Directions for this task:
The complete listing should be restated exactly.

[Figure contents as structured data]
· · · · · · ·

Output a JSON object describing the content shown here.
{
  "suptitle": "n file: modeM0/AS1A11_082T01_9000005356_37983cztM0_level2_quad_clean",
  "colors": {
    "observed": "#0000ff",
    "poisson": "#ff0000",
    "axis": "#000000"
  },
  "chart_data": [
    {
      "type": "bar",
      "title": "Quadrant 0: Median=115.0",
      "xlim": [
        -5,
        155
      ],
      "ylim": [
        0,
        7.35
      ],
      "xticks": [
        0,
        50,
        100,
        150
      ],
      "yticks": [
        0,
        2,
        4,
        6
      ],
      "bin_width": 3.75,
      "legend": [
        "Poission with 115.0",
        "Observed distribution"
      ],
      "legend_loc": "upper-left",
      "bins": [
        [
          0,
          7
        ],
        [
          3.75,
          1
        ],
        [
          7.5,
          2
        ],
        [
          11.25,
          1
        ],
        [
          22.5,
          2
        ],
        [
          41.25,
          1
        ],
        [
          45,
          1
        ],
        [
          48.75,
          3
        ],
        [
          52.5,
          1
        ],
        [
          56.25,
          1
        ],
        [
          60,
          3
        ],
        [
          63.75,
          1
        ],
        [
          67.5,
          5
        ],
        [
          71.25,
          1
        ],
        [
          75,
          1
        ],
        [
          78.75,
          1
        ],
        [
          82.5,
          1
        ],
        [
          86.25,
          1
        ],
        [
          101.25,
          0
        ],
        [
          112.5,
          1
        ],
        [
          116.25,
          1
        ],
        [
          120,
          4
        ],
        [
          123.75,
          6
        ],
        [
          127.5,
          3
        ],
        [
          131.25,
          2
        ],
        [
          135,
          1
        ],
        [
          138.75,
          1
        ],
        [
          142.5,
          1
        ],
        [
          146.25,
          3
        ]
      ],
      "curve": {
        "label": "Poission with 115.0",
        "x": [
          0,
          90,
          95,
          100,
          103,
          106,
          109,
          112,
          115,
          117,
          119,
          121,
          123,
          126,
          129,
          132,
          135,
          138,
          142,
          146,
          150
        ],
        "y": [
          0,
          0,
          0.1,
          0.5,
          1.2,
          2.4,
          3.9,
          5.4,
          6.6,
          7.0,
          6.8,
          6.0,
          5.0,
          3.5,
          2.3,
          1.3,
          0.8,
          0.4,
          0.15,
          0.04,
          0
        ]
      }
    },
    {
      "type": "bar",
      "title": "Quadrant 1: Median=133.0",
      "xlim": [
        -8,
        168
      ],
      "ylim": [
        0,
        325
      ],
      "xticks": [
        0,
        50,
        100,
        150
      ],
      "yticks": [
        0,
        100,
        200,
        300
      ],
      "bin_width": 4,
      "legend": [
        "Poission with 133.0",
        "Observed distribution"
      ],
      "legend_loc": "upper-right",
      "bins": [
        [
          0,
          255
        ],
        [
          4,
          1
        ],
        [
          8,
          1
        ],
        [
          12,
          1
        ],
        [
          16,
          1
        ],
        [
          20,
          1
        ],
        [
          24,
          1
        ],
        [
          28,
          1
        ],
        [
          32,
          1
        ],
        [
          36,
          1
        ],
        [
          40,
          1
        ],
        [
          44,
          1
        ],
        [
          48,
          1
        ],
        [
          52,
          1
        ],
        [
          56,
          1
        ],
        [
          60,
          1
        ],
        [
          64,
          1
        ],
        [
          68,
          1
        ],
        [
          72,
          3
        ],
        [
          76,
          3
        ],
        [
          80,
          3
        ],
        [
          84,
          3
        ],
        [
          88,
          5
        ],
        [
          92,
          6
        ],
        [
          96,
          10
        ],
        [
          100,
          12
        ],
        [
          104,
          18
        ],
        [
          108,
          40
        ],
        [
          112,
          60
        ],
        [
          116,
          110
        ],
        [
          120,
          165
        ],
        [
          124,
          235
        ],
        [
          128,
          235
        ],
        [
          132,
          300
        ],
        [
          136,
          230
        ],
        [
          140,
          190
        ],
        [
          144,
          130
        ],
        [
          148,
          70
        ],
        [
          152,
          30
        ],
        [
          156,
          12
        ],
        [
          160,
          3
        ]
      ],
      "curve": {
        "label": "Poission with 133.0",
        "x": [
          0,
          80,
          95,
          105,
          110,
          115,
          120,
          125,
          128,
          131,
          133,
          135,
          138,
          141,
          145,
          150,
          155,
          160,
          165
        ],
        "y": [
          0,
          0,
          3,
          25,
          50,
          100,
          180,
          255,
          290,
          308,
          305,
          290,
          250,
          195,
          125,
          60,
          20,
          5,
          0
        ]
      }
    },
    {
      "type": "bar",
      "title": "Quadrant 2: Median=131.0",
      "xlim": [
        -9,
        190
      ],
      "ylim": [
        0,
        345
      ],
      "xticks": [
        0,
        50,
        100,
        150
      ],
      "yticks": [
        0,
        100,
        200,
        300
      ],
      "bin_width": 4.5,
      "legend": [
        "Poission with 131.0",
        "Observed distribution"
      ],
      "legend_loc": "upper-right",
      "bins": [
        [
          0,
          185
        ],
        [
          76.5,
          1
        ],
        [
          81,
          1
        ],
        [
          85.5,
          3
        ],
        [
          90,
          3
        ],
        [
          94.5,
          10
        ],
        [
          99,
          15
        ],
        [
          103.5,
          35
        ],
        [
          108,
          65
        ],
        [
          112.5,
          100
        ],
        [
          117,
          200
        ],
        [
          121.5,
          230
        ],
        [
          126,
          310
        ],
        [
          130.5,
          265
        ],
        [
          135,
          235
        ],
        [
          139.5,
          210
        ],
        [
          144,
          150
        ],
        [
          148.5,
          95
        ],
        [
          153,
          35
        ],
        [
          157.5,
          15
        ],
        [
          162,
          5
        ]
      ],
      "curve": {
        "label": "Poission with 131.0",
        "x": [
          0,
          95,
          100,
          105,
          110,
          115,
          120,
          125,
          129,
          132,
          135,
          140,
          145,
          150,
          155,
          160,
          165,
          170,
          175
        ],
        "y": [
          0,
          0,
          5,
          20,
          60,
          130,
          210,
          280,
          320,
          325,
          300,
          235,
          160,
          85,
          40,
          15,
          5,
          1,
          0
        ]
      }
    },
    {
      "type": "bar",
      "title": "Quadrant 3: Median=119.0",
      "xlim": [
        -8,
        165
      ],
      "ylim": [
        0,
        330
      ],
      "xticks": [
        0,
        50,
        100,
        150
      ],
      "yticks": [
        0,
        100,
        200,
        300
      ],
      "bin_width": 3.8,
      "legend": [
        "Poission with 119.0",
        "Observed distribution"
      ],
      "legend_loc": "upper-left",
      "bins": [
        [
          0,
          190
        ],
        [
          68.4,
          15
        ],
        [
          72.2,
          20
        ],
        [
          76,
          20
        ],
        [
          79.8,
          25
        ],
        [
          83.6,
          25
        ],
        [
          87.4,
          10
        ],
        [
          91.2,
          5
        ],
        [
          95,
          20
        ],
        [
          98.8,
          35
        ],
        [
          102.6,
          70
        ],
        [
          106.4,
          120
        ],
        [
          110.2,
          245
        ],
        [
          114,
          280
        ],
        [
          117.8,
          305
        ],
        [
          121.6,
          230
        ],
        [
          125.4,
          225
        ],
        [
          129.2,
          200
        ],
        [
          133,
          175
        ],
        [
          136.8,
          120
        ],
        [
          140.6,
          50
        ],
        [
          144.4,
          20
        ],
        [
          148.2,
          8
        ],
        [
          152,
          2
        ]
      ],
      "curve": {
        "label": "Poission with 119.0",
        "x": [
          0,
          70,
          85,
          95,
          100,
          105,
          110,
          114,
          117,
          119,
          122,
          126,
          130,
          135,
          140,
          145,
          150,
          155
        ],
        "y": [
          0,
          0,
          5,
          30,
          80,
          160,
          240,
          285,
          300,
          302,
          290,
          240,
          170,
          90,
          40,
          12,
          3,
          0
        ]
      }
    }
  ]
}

· · · · · · ·

Worked solution:
Output a JSON object describing the content shown here.
{
  "suptitle": "n file: modeM0/AS1A11_082T01_9000005356_37983cztM0_level2_quad_clean",
  "colors": {
    "observed": "#0000ff",
    "poisson": "#ff0000",
    "axis": "#000000"
  },
  "chart_data": [
    {
      "type": "bar",
      "title": "Quadrant 0: Median=115.0",
      "xlim": [
        -5,
        155
      ],
      "ylim": [
        0,
        7.35
      ],
      "xticks": [
        0,
        50,
        100,
        150
      ],
      "yticks": [
        0,
        2,
        4,
        6
      ],
      "bin_width": 3.75,
      "legend": [
        "Poission with 115.0",
        "Observed distribution"
      ],
      "legend_loc": "upper-left",
      "bins": [
        [
          0,
          7
        ],
        [
          3.75,
          1
        ],
        [
          7.5,
          2
        ],
        [
          11.25,
          1
        ],
        [
          22.5,
          2
        ],
        [
          41.25,
          1
        ],
        [
          45,
          1
        ],
        [
          48.75,
          3
        ],
        [
          52.5,
          1
        ],
        [
          56.25,
          1
        ],
        [
          60,
          3
        ],
        [
          63.75,
          1
        ],
        [
          67.5,
          5
        ],
        [
          71.25,
          1
        ],
        [
          75,
          1
        ],
        [
          78.75,
          1
        ],
        [
          82.5,
          1
        ],
        [
          86.25,
          1
        ],
        [
          101.25,
          0
        ],
        [
          112.5,
          1
        ],
        [
          116.25,
          1
        ],
        [
          120,
          4
        ],
        [
          123.75,
          6
        ],
        [
          127.5,
          3
        ],
        [
          131.25,
          2
        ],
        [
          135,
          1
        ],
        [
          138.75,
          1
        ],
        [
          142.5,
          1
        ],
        [
          146.25,
          3
        ]
      ],
      "curve": {
        "label": "Poission with 115.0",
        "x": [
          0,
          90,
          95,
          100,
          103,
          106,
          109,
          112,
          115,
          117,
          119,
          121,
          123,
          126,
          129,
          132,
          135,
          138,
          142,
          146,
          150
        ],
        "y": [
          0,
          0,
          0.1,
          0.5,
          1.2,
          2.4,
          3.9,
          5.4,
          6.6,
          7.0,
          6.8,
          6.0,
          5.0,
          3.5,
          2.3,
          1.3,
          0.8,
          0.4,
          0.15,
          0.04,
          0
        ]
      }
    },
    {
      "type": "bar",
      "title": "Quadrant 1: Median=133.0",
      "xlim": [
        -8,
        168
      ],
      "ylim": [
        0,
        325
      ],
      "xticks": [
        0,
        50,
        100,
        150
      ],
      "yticks": [
        0,
        100,
        200,
        300
      ],
      "bin_width": 4,
      "legend": [
        "Poission with 133.0",
        "Observed distribution"
      ],
      "legend_loc": "upper-right",
      "bins": [
        [
          0,
          255
        ],
        [
          4,
          1
        ],
        [
          8,
          1
        ],
        [
          12,
          1
        ],
        [
          16,
          1
        ],
        [
          20,
          1
        ],
        [
          24,
          1
        ],
        [
          28,
          1
        ],
        [
          32,
          1
        ],
        [
          36,
          1
        ],
        [
          40,
          1
        ],
        [
          44,
          1
        ],
        [
          48,
          1
        ],
        [
          52,
          1
        ],
        [
          56,
          1
        ],
        [
          60,
          1
        ],
        [
          64,
          1
        ],
        [
          68,
          1
        ],
        [
          72,
          3
        ],
        [
          76,
          3
        ],
        [
          80,
          3
        ],
        [
          84,
          3
        ],
        [
          88,
          5
        ],
        [
          92,
          6
        ],
        [
          96,
          10
        ],
        [
          100,
          12
        ],
        [
          104,
          18
        ],
        [
          108,
          40
        ],
        [
          112,
          60
        ],
        [
          116,
          110
        ],
        [
          120,
          165
        ],
        [
          124,
          235
        ],
        [
          128,
          235
        ],
        [
          132,
          300
        ],
        [
          136,
          230
        ],
        [
          140,
          190
        ],
        [
          144,
          130
        ],
        [
          148,
          70
        ],
        [
          152,
          30
        ],
        [
          156,
          12
        ],
        [
          160,
          3
        ]
      ],
      "curve": {
        "label": "Poission with 133.0",
        "x": [
          0,
          80,
          95,
          105,
          110,
          115,
          120,
          125,
          128,
          131,
          133,
          135,
          138,
          141,
          145,
          150,
          155,
          160,
          165
        ],
        "y": [
          0,
          0,
          3,
          25,
          50,
          100,
          180,
          255,
          290,
          308,
          305,
          290,
          250,
          195,
          125,
          60,
          20,
          5,
          0
        ]
      }
    },
    {
      "type": "bar",
      "title": "Quadrant 2: Median=131.0",
      "xlim": [
        -9,
        190
      ],
      "ylim": [
        0,
        345
      ],
      "xticks": [
        0,
        50,
        100,
        150
      ],
      "yticks": [
        0,
        100,
        200,
        300
      ],
      "bin_width": 4.5,
      "legend": [
        "Poission with 131.0",
        "Observed distribution"
      ],
      "legend_loc": "upper-right",
      "bins": [
        [
          0,
          185
        ],
        [
          76.5,
          1
        ],
        [
          81,
          1
        ],
        [
          85.5,
          3
        ],
        [
          90,
          3
        ],
        [
          94.5,
          10
        ],
        [
          99,
          15
        ],
        [
          103.5,
          35
        ],
        [
          108,
          65
        ],
        [
          112.5,
          100
        ],
        [
          117,
          200
        ],
        [
          121.5,
          230
        ],
        [
          126,
          310
        ],
        [
          130.5,
          265
        ],
        [
          135,
          235
        ],
        [
          139.5,
          210
        ],
        [
          144,
          150
        ],
        [
          148.5,
          95
        ],
        [
          153,
          35
        ],
        [
          157.5,
          15
        ],
        [
          162,
          5
        ]
      ],
      "curve": {
        "label": "Poission with 131.0",
        "x": [
          0,
          95,
          100,
          105,
          110,
          115,
          120,
          125,
          129,
          132,
          135,
          140,
          145,
          150,
          155,
          160,
          165,
          170,
          175
        ],
        "y": [
          0,
          0,
          5,
          20,
          60,
          130,
          210,
          280,
          320,
          325,
          300,
          235,
          160,
          85,
          40,
          15,
          5,
          1,
          0
        ]
      }
    },
    {
      "type": "bar",
      "title": "Quadrant 3: Median=119.0",
      "xlim": [
        -8,
        165
      ],
      "ylim": [
        0,
        330
      ],
      "xticks": [
        0,
        50,
        100,
        150
      ],
      "yticks": [
        0,
        100,
        200,
        300
      ],
      "bin_width": 3.8,
      "legend": [
        "Poission with 119.0",
        "Observed distribution"
      ],
      "legend_loc": "upper-left",
      "bins": [
        [
          0,
          190
        ],
        [
          68.4,
          15
        ],
        [
          72.2,
          20
        ],
        [
          76,
          20
        ],
        [
          79.8,
          25
        ],
        [
          83.6,
          25
        ],
        [
          87.4,
          10
        ],
        [
          91.2,
          5
        ],
        [
          95,
          20
        ],
        [
          98.8,
          35
        ],
        [
          102.6,
          70
        ],
        [
          106.4,
          120
        ],
        [
          110.2,
          245
        ],
        [
          114,
          280
        ],
        [
          117.8,
          305
        ],
        [
          121.6,
          230
        ],
        [
          125.4,
          225
        ],
        [
          129.2,
          200
        ],
        [
          133,
          175
        ],
        [
          136.8,
          120
        ],
        [
          140.6,
          50
        ],
        [
          144.4,
          20
        ],
        [
          148.2,
          8
        ],
        [
          152,
          2
        ]
      ],
      "curve": {
        "label": "Poission with 119.0",
        "x": [
          0,
          70,
          85,
          95,
          100,
          105,
          110,
          114,
          117,
          119,
          122,
          126,
          130,
          135,
          140,
          145,
          150,
          155
        ],
        "y": [
          0,
          0,
          5,
          30,
          80,
          160,
          240,
          285,
          300,
          302,
          290,
          240,
          170,
          90,
          40,
          12,
          3,
          0
        ]
      }
    }
  ]
}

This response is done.